__EXERCISE INSTRUCTIONS__: Give the data from the line containing "series-label: K:50.32 — [103, 272, 134, 281]" through the line containing "series-label: 3/1 — [328, 149, 343, 158]" as a Markdown table with two columns, Row and Line, numbering each row and skipping any blank lines.

__SOURCE MATERIAL__:
########
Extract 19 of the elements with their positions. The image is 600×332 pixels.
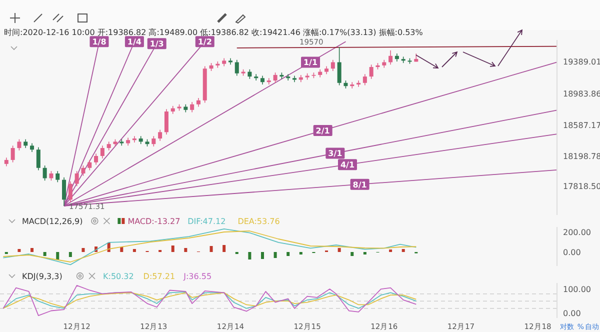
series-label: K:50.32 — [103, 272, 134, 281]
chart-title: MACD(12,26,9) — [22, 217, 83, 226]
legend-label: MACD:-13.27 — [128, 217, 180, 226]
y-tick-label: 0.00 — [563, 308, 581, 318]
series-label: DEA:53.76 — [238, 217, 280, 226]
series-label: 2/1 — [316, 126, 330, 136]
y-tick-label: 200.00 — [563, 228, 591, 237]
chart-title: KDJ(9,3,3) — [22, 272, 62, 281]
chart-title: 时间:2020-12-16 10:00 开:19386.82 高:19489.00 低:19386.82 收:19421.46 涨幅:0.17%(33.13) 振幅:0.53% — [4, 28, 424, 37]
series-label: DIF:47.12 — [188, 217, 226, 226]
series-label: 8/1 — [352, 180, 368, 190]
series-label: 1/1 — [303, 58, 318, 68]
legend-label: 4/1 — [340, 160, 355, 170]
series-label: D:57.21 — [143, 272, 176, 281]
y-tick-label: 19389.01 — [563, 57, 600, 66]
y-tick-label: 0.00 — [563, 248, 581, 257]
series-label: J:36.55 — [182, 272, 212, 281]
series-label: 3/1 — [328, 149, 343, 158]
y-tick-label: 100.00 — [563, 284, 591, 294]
########
__RESPONSE__:
| Row | Line |
|---|---|
| 1 | series-label: K:50.32 — [103, 272, 134, 281] |
| 2 | chart-title: MACD(12,26,9) — [22, 217, 83, 226] |
| 3 | legend-label: MACD:-13.27 — [128, 217, 180, 226] |
| 4 | y-tick-label: 0.00 — [563, 308, 581, 318] |
| 5 | series-label: DEA:53.76 — [238, 217, 280, 226] |
| 6 | series-label: 2/1 — [316, 126, 330, 136] |
| 7 | y-tick-label: 200.00 — [563, 228, 591, 237] |
| 8 | chart-title: KDJ(9,3,3) — [22, 272, 62, 281] |
| 9 | chart-title: 时间:2020-12-16 10:00 开:19386.82 高:19489.00 低:19386.82 收:19421.46 涨幅:0.17%(33.13) 振幅:0.53% — [4, 28, 424, 37] |
| 10 | series-label: DIF:47.12 — [188, 217, 226, 226] |
| 11 | series-label: 8/1 — [352, 180, 368, 190] |
| 12 | series-label: 1/1 — [303, 58, 318, 68] |
| 13 | legend-label: 4/1 — [340, 160, 355, 170] |
| 14 | series-label: D:57.21 — [143, 272, 176, 281] |
| 15 | y-tick-label: 19389.01 — [563, 57, 600, 66] |
| 16 | y-tick-label: 0.00 — [563, 248, 581, 257] |
| 17 | series-label: J:36.55 — [182, 272, 212, 281] |
| 18 | series-label: 3/1 — [328, 149, 343, 158] |